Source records
= = =

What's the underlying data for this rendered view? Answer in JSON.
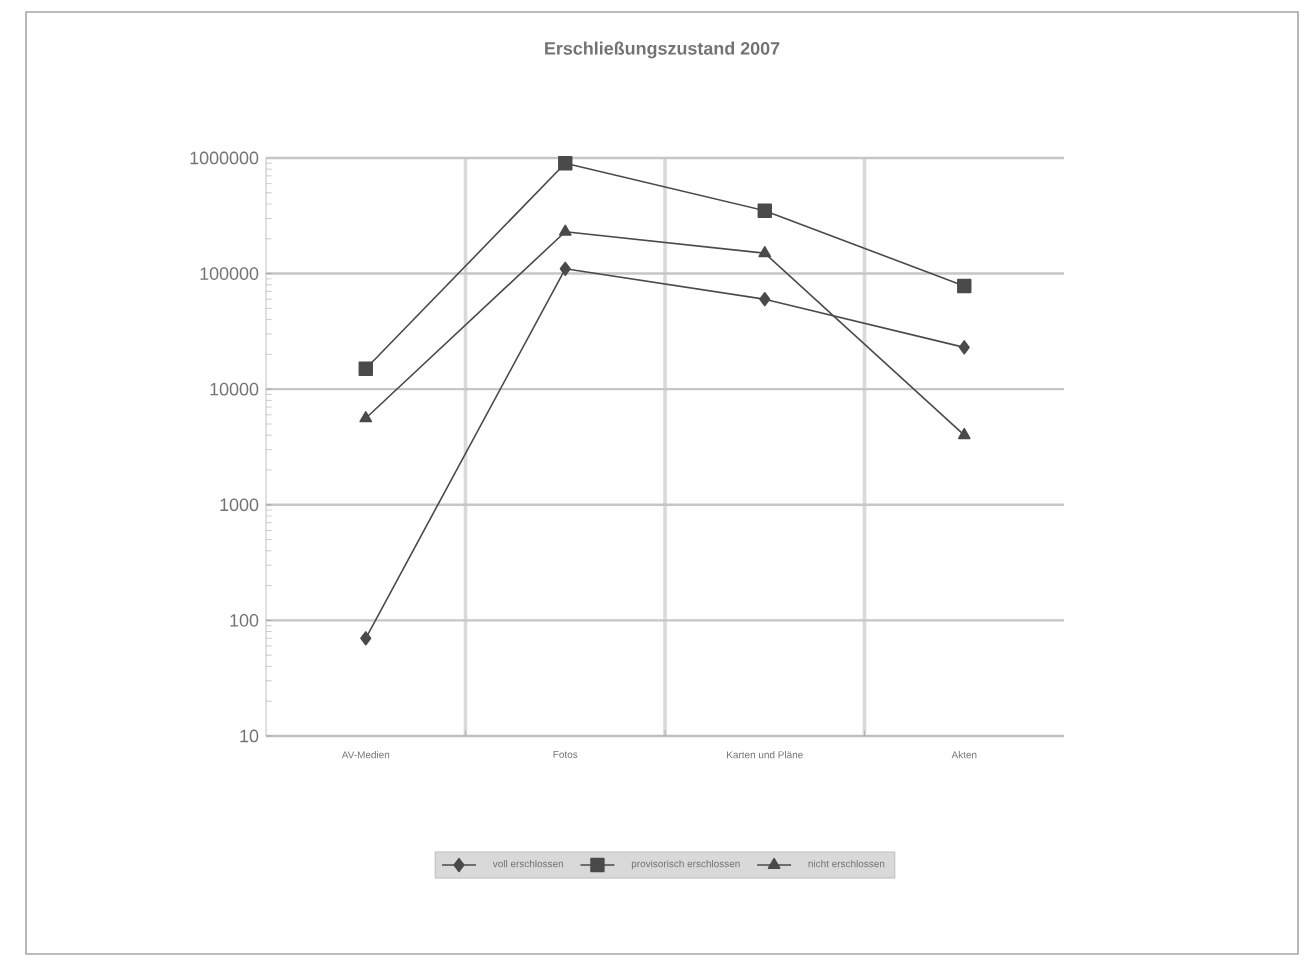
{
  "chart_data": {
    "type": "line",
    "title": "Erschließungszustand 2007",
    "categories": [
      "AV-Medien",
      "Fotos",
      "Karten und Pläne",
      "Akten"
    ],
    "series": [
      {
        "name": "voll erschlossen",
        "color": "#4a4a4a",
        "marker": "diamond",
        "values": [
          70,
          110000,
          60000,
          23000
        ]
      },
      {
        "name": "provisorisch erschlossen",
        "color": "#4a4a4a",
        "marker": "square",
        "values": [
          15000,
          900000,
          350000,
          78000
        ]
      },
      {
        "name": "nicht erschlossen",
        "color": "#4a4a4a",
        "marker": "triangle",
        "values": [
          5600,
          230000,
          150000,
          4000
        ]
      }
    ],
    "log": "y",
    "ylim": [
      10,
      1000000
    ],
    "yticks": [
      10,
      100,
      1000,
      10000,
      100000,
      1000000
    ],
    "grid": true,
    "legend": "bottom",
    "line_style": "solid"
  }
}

= = =

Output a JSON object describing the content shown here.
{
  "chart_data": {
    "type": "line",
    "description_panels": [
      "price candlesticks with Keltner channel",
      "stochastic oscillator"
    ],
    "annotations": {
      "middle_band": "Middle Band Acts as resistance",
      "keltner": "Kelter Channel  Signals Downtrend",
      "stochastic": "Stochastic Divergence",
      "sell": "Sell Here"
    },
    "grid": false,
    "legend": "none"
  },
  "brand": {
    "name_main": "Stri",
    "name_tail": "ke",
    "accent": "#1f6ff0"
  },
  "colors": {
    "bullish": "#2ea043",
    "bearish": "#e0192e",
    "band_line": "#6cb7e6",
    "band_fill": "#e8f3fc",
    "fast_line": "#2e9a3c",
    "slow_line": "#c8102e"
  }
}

= = =

### YOUR INSTRUCTIONS
From the records given above, copy all lines containing "stochastic".

### RESULT BELOW
      "stochastic oscillator"
      "stochastic": "Stochastic Divergence",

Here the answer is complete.